* **Prompt**
Please retype the data in full and exactly; the pictures are not part of the copy.

* **Recorded information**
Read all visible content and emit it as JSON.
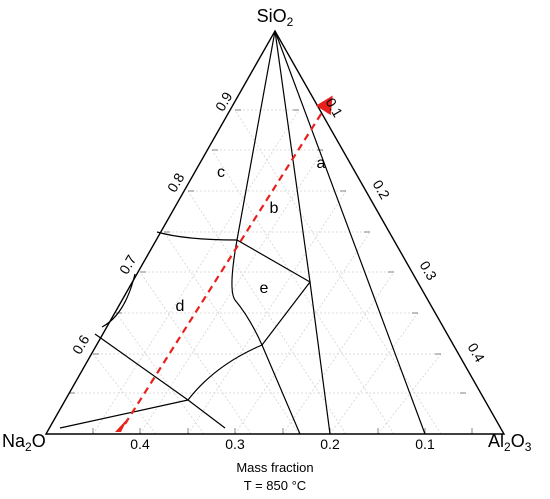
{
  "corners": {
    "top": {
      "base": "SiO",
      "sub": "2"
    },
    "left": {
      "base": "Na",
      "sub": "2",
      "tail": "O"
    },
    "right": {
      "base": "Al",
      "sub": "2",
      "tail": "O",
      "sub2": "3"
    }
  },
  "ticks": {
    "bottom": [
      "0.4",
      "0.3",
      "0.2",
      "0.1"
    ],
    "left": [
      "0.9",
      "0.8",
      "0.7",
      "0.6"
    ],
    "right": [
      "0.1",
      "0.2",
      "0.3",
      "0.4"
    ]
  },
  "regions": [
    "a",
    "b",
    "c",
    "d",
    "e"
  ],
  "caption": {
    "line1": "Mass fraction",
    "line2": "T = 850 °C"
  },
  "colors": {
    "border": "#000000",
    "grid": "#d4d4d4",
    "arrow": "#e8201c"
  }
}
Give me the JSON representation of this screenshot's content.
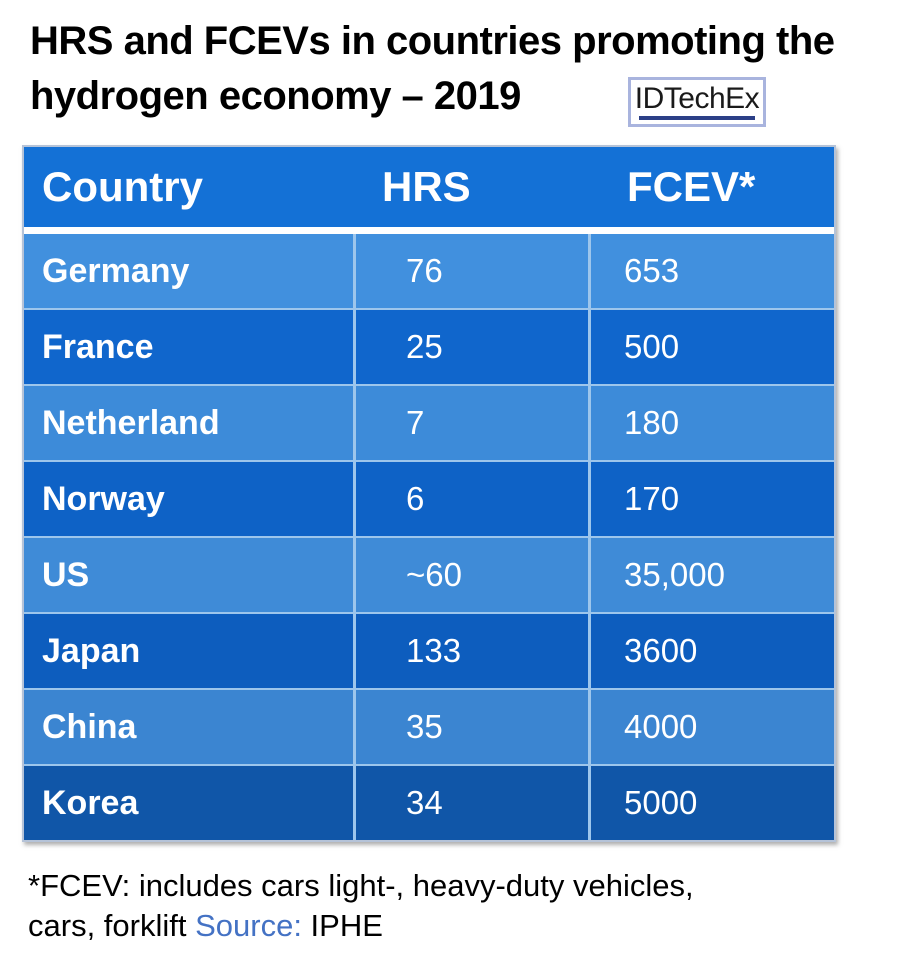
{
  "chart_data": {
    "type": "table",
    "title": "HRS and FCEVs in countries promoting the hydrogen economy – 2019",
    "columns": [
      "Country",
      "HRS",
      "FCEV*"
    ],
    "rows": [
      [
        "Germany",
        "76",
        "653"
      ],
      [
        "France",
        "25",
        "500"
      ],
      [
        "Netherland",
        "7",
        "180"
      ],
      [
        "Norway",
        "6",
        "170"
      ],
      [
        "US",
        "~60",
        "35,000"
      ],
      [
        "Japan",
        "133",
        "3600"
      ],
      [
        "China",
        "35",
        "4000"
      ],
      [
        "Korea",
        "34",
        "5000"
      ]
    ],
    "footnote": "*FCEV: includes cars light-, heavy-duty vehicles, cars, forklift",
    "source": "IPHE"
  },
  "header": {
    "title_line1": "HRS and FCEVs in countries promoting the",
    "title_line2": "hydrogen economy – 2019"
  },
  "logo": {
    "text": "IDTechEx"
  },
  "footnote": {
    "line1": "*FCEV: includes cars light-, heavy-duty vehicles,",
    "line2_prefix": "cars, forklift ",
    "source_label": "Source:",
    "source_value": " IPHE"
  },
  "styles": {
    "header_bg": "#1471D6",
    "row_colors": [
      "#4190DE",
      "#1066CC",
      "#3D8BD9",
      "#0E62C6",
      "#3F8BD7",
      "#0D5DBE",
      "#3B85D1",
      "#1056A8"
    ],
    "separator": "#9DC6EC",
    "source_color": "#4472C4",
    "logo_border": "#A9B4DE",
    "logo_underline": "#2B3F87"
  }
}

* **Response to the exercise**
Read all visible content and emit it as JSON.
{
  "corners": {
    "top": {
      "base": "SiO",
      "sub": "2"
    },
    "left": {
      "base": "Na",
      "sub": "2",
      "tail": "O"
    },
    "right": {
      "base": "Al",
      "sub": "2",
      "tail": "O",
      "sub2": "3"
    }
  },
  "ticks": {
    "bottom": [
      "0.4",
      "0.3",
      "0.2",
      "0.1"
    ],
    "left": [
      "0.9",
      "0.8",
      "0.7",
      "0.6"
    ],
    "right": [
      "0.1",
      "0.2",
      "0.3",
      "0.4"
    ]
  },
  "regions": [
    "a",
    "b",
    "c",
    "d",
    "e"
  ],
  "caption": {
    "line1": "Mass fraction",
    "line2": "T = 850 °C"
  },
  "colors": {
    "border": "#000000",
    "grid": "#d4d4d4",
    "arrow": "#e8201c"
  }
}
Give me the JSON representation of this screenshot's content.
{
  "chart_data": {
    "type": "table",
    "title": "HRS and FCEVs in countries promoting the hydrogen economy – 2019",
    "columns": [
      "Country",
      "HRS",
      "FCEV*"
    ],
    "rows": [
      [
        "Germany",
        "76",
        "653"
      ],
      [
        "France",
        "25",
        "500"
      ],
      [
        "Netherland",
        "7",
        "180"
      ],
      [
        "Norway",
        "6",
        "170"
      ],
      [
        "US",
        "~60",
        "35,000"
      ],
      [
        "Japan",
        "133",
        "3600"
      ],
      [
        "China",
        "35",
        "4000"
      ],
      [
        "Korea",
        "34",
        "5000"
      ]
    ],
    "footnote": "*FCEV: includes cars light-, heavy-duty vehicles, cars, forklift",
    "source": "IPHE"
  },
  "header": {
    "title_line1": "HRS and FCEVs in countries promoting the",
    "title_line2": "hydrogen economy – 2019"
  },
  "logo": {
    "text": "IDTechEx"
  },
  "footnote": {
    "line1": "*FCEV: includes cars light-, heavy-duty vehicles,",
    "line2_prefix": "cars, forklift ",
    "source_label": "Source:",
    "source_value": " IPHE"
  },
  "styles": {
    "header_bg": "#1471D6",
    "row_colors": [
      "#4190DE",
      "#1066CC",
      "#3D8BD9",
      "#0E62C6",
      "#3F8BD7",
      "#0D5DBE",
      "#3B85D1",
      "#1056A8"
    ],
    "separator": "#9DC6EC",
    "source_color": "#4472C4",
    "logo_border": "#A9B4DE",
    "logo_underline": "#2B3F87"
  }
}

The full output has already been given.